WORK TO BE COMPLETED: Read the records below and copy each line that contains "입력으로".

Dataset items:

— start —

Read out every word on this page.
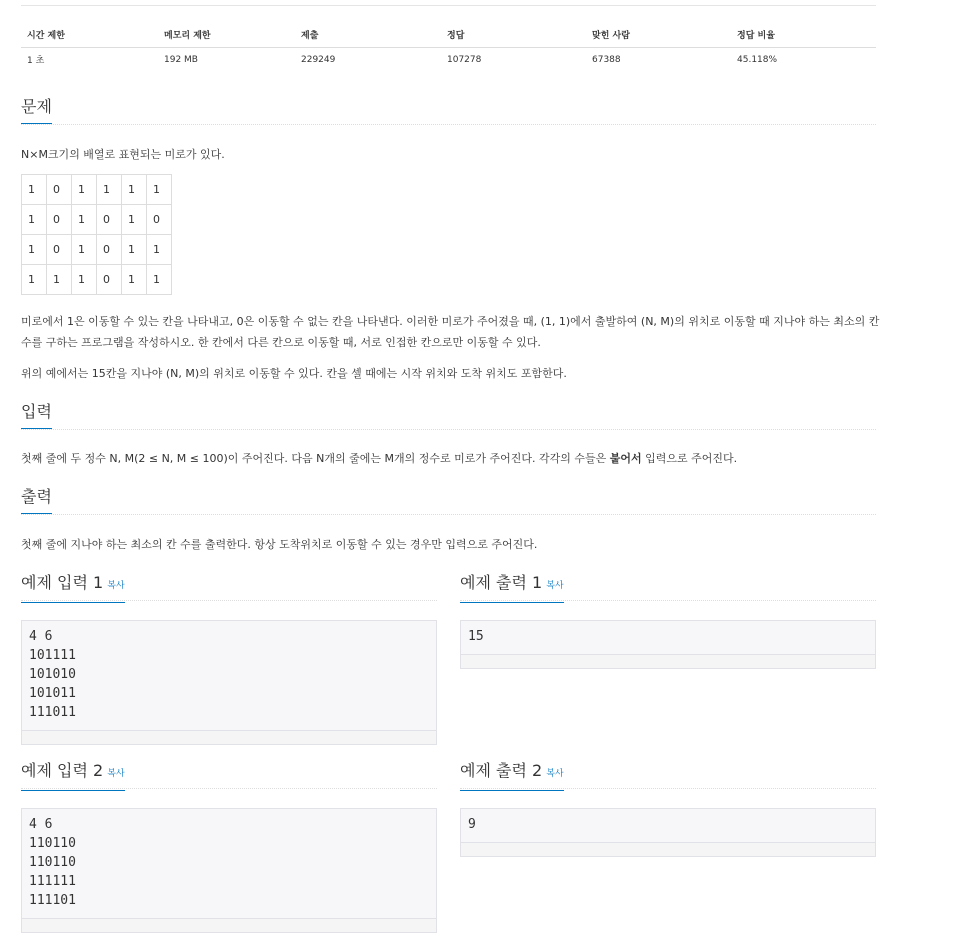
시간 제한	메모리 제한	제출	정답	맞힌 사람	정답 비율
1 초	192 MB	229249	107278	67388	45.118%
문제
N×M크기의 배열로 표현되는 미로가 있다.
1	0	1	1	1	1
1	0	1	0	1	0
1	0	1	0	1	1
1	1	1	0	1	1
미로에서 1은 이동할 수 있는 칸을 나타내고, 0은 이동할 수 없는 칸을 나타낸다. 이러한 미로가 주어졌을 때, (1, 1)에서 출발하여 (N, M)의 위치로 이동할 때 지나야 하는 최소의 칸 수를 구하는 프로그램을 작성하시오. 한 칸에서 다른 칸으로 이동할 때, 서로 인접한 칸으로만 이동할 수 있다.
위의 예에서는 15칸을 지나야 (N, M)의 위치로 이동할 수 있다. 칸을 셀 때에는 시작 위치와 도착 위치도 포함한다.
입력
첫째 줄에 두 정수 N, M(2 ≤ N, M ≤ 100)이 주어진다. 다음 N개의 줄에는 M개의 정수로 미로가 주어진다. 각각의 수들은 붙어서 입력으로 주어진다.
출력
첫째 줄에 지나야 하는 최소의 칸 수를 출력한다. 항상 도착위치로 이동할 수 있는 경우만 입력으로 주어진다.
예제 입력 1 복사	예제 출력 1 복사
4 6
101111
101010
101011
111011
15
예제 입력 2 복사	예제 출력 2 복사
4 6
110110
110110
111111
111101
9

— end —

EXERCISE ANSWER:
첫째 줄에 두 정수 N, M(2 ≤ N, M ≤ 100)이 주어진다. 다음 N개의 줄에는 M개의 정수로 미로가 주어진다. 각각의 수들은 붙어서 입력으로 주어진다.
첫째 줄에 지나야 하는 최소의 칸 수를 출력한다. 항상 도착위치로 이동할 수 있는 경우만 입력으로 주어진다.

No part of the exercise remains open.